**Supplied passage:**
◆ ◆ ◆ ◆ ◆ ◆ ◆
By now you’ve probably guessed that no, it didn’t. It turns out Corsano’s story — kind of like the year it bookended — would refuse to be wrapped up with a bow.
Because the ghost haunts on. The tickets didn’t stop. Whoever is driving it still hasn’t registered it with the state and was tagged with six more tickets for expired plates this fall, totaling $432. And also some tickets from private lots, totaling another $219.
At first the bills were again sent to Corsano — even though he hasn’t owned the Jag for 18 months, though he long ago filed a change in title form with the state, and though he now lives in … Italy.
“I don’t know how this is possible,” he wrote me in exasperation from the town of Amelia, in Italy’s Umbria region. “Seattle is not the 3rd world, it is a rich place. It has technology. Skills.”
◆ ◆ ◆ ◆ ◆ ◆ ◆
**Information shown:**

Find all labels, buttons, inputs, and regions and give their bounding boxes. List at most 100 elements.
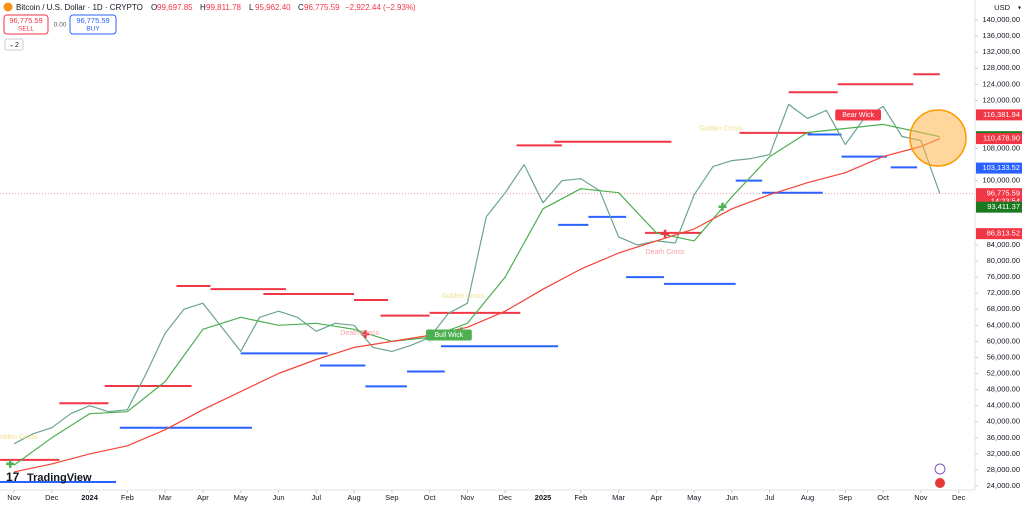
◆ ◆ ◆ ◆ ◆ ◆ ◆
**Your tasks:**
- a) In the passage about the tickets sent to Corsano, what was the total for the six expired-plate tickets issued this fall?
- b) Carry on the passage about Corsano's tickets from its last sentence.

**Exercise results:**
- a) $432

- b)
The good news is that the Seattle court, when finally reached by Corsano, again has relieved him of responsibility for the tickets (smudging away this haunting for the second time). But tickets from the private lots keep coming. Somehow he’s still on the hook in the state registration system. He can’t get back a car that was taken from him, but he can’t rid himself of it either.
Sorry, I wrote to Corsano. We seem to be stuck. Sometimes — often — the news is stubborn like that.
“My prediction? This will undoubtedly continue in 2019,” Corsano says.
Looking over a year’s worth of stories, a ghost Jag driving in circles generating tickets seems an apt metaphor. The year 2018 was like one of those Escher impossible staircases, in which you walk and walk but can’t even really tell whether you’re going up or down.
Prime example: The year started with a federal government shutdown, over immigration. And it’s ending with a federal government shutdown … over immigration.
Or take the stock market. On the third trading day of 2018, the president tweeted: “Dow just crashes through 25,000. Congrats!” Only it would crash through 25,000 seventeen more times — eight heading up, and, sadly, nine going down.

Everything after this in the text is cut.